▸ **Exercise**:
Check each line of the entries below for the string "portrait"; copy every line where it appears.

▸ **Stored records**:
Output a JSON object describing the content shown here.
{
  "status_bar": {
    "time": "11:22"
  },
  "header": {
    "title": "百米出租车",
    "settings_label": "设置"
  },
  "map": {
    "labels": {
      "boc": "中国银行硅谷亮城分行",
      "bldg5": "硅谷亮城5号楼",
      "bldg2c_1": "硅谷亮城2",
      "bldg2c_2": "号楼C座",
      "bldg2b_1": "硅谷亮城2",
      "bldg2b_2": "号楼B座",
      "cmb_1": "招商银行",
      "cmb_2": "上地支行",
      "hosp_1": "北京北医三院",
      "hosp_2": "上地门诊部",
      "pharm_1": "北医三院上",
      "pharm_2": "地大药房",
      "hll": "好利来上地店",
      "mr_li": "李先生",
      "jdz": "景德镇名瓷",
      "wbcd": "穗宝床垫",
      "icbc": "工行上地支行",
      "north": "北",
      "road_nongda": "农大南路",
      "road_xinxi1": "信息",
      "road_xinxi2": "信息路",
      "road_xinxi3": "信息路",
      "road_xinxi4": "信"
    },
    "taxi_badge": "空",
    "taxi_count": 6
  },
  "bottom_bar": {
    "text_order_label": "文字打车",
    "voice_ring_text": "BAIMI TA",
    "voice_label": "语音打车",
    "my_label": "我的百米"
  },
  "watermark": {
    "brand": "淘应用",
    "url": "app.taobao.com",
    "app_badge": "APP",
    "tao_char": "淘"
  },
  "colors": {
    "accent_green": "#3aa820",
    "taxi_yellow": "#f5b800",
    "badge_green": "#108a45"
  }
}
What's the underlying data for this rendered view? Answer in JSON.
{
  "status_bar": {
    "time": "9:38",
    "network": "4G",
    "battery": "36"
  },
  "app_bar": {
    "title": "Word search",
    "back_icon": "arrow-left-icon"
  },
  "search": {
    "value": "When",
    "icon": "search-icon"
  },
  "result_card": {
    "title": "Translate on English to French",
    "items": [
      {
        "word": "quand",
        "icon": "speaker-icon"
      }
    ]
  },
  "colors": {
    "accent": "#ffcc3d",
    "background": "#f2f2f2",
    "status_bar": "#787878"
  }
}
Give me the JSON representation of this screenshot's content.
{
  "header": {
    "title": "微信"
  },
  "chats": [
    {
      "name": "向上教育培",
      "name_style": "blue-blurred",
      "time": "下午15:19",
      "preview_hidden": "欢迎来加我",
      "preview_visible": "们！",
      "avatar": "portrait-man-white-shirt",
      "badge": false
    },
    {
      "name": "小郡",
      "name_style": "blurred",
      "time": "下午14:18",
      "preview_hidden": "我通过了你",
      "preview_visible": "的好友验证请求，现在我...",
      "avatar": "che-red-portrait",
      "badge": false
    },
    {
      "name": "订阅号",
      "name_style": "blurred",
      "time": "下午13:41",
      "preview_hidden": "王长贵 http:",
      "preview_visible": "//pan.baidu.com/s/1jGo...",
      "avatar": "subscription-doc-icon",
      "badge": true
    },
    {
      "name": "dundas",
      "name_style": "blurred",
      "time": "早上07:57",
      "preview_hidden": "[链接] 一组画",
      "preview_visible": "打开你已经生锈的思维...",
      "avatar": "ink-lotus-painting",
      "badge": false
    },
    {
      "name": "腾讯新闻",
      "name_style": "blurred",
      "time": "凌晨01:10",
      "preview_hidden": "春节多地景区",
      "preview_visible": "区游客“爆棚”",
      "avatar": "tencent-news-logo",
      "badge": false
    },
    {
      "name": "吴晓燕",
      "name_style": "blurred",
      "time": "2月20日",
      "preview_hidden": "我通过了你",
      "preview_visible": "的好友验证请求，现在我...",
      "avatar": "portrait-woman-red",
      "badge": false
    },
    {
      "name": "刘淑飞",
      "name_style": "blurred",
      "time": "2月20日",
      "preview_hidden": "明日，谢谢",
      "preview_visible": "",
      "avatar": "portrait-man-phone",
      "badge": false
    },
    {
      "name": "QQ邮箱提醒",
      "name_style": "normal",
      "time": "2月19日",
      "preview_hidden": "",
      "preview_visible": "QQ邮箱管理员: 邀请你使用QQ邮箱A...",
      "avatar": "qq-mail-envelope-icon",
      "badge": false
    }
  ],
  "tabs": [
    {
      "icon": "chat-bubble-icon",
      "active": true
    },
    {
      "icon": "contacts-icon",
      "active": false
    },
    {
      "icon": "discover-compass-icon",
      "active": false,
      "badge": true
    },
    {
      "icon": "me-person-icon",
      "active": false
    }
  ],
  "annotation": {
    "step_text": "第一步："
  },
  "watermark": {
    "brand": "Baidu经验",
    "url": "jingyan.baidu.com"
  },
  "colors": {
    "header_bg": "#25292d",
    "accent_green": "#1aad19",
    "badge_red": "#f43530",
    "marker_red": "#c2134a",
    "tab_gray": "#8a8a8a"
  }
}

▸ **The solution**:
      "avatar": "portrait-man-white-shirt",
      "avatar": "che-red-portrait",
      "avatar": "portrait-woman-red",
      "avatar": "portrait-man-phone",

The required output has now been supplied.